--- Start THE DATA ---

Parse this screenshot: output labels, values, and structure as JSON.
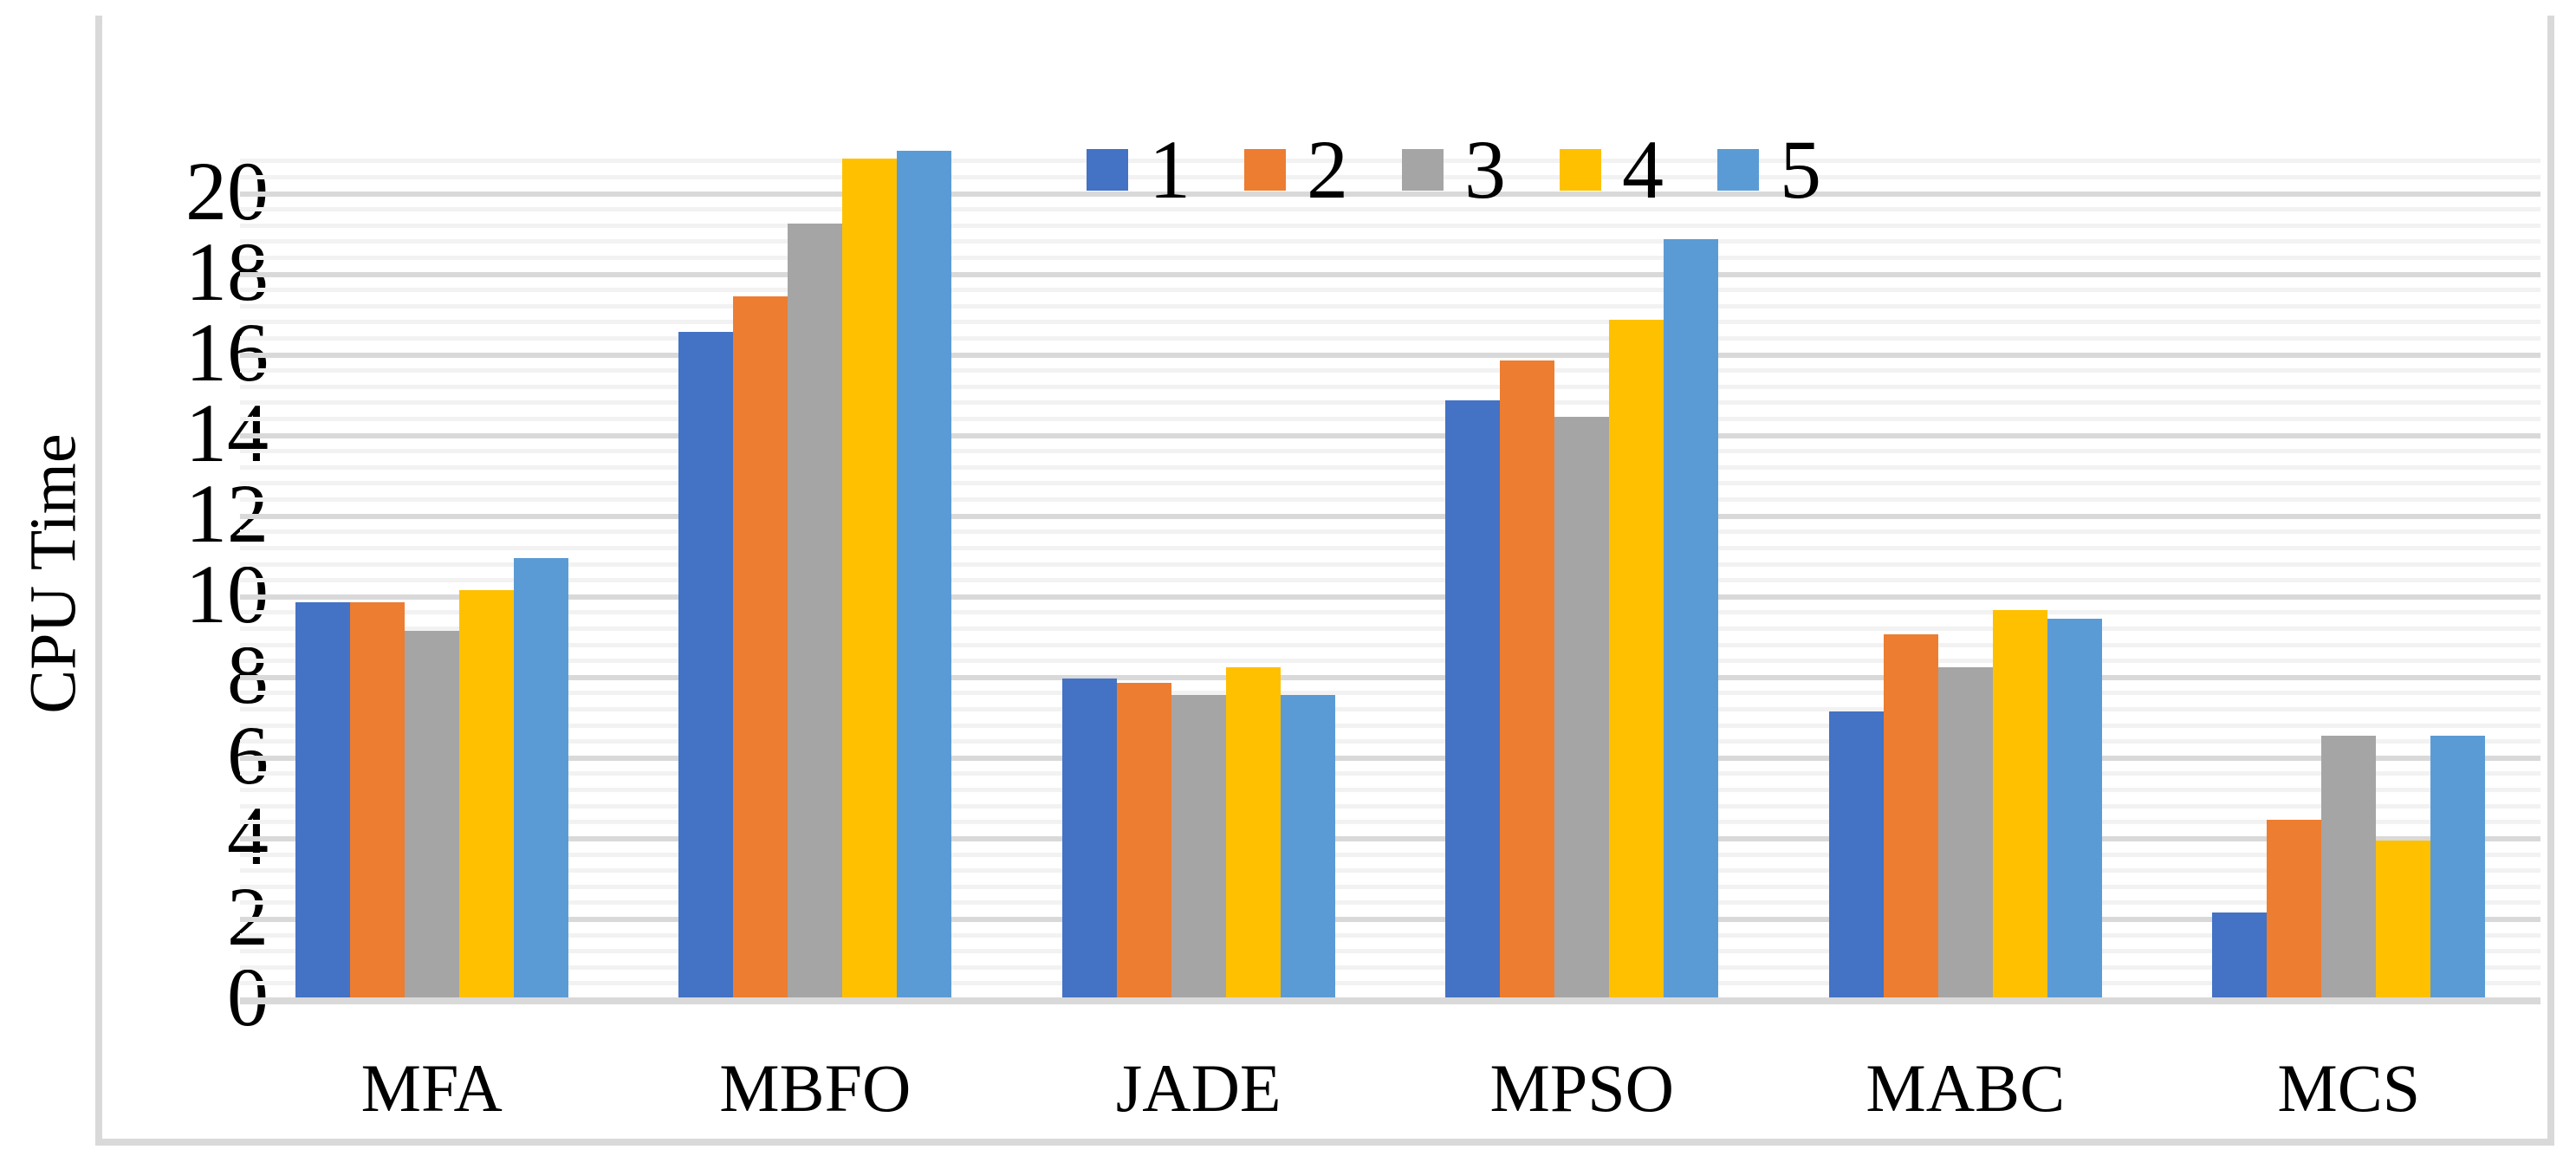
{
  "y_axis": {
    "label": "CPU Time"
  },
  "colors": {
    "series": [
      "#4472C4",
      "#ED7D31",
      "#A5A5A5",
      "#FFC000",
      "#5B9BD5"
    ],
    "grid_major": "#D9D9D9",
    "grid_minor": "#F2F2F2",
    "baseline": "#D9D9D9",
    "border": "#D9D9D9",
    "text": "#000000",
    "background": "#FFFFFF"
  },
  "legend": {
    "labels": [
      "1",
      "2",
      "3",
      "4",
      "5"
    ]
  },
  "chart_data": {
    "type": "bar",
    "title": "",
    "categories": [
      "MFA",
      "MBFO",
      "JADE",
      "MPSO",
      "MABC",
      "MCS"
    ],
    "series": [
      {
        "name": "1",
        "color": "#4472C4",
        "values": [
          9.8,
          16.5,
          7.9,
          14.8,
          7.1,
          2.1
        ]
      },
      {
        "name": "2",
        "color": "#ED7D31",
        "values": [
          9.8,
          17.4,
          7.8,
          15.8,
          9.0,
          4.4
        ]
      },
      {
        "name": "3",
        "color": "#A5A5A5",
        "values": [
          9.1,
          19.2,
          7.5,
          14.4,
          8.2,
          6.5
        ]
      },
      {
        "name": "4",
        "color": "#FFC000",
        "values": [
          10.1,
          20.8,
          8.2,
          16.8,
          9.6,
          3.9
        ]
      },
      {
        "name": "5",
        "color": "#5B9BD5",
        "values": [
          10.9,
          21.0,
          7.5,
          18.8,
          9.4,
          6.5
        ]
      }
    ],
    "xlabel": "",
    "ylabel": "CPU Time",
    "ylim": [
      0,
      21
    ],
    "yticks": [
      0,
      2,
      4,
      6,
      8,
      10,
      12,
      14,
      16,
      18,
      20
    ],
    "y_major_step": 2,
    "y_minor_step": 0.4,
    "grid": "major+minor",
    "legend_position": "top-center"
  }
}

--- End THE DATA ---

Would you set down the listing exactly, omitting pictures?

Parse this screenshot: output labels, values, and structure as JSON.
{
  "y_axis": {
    "label": "CPU Time"
  },
  "colors": {
    "series": [
      "#4472C4",
      "#ED7D31",
      "#A5A5A5",
      "#FFC000",
      "#5B9BD5"
    ],
    "grid_major": "#D9D9D9",
    "grid_minor": "#F2F2F2",
    "baseline": "#D9D9D9",
    "border": "#D9D9D9",
    "text": "#000000",
    "background": "#FFFFFF"
  },
  "legend": {
    "labels": [
      "1",
      "2",
      "3",
      "4",
      "5"
    ]
  },
  "chart_data": {
    "type": "bar",
    "title": "",
    "categories": [
      "MFA",
      "MBFO",
      "JADE",
      "MPSO",
      "MABC",
      "MCS"
    ],
    "series": [
      {
        "name": "1",
        "color": "#4472C4",
        "values": [
          9.8,
          16.5,
          7.9,
          14.8,
          7.1,
          2.1
        ]
      },
      {
        "name": "2",
        "color": "#ED7D31",
        "values": [
          9.8,
          17.4,
          7.8,
          15.8,
          9.0,
          4.4
        ]
      },
      {
        "name": "3",
        "color": "#A5A5A5",
        "values": [
          9.1,
          19.2,
          7.5,
          14.4,
          8.2,
          6.5
        ]
      },
      {
        "name": "4",
        "color": "#FFC000",
        "values": [
          10.1,
          20.8,
          8.2,
          16.8,
          9.6,
          3.9
        ]
      },
      {
        "name": "5",
        "color": "#5B9BD5",
        "values": [
          10.9,
          21.0,
          7.5,
          18.8,
          9.4,
          6.5
        ]
      }
    ],
    "xlabel": "",
    "ylabel": "CPU Time",
    "ylim": [
      0,
      21
    ],
    "yticks": [
      0,
      2,
      4,
      6,
      8,
      10,
      12,
      14,
      16,
      18,
      20
    ],
    "y_major_step": 2,
    "y_minor_step": 0.4,
    "grid": "major+minor",
    "legend_position": "top-center"
  }
}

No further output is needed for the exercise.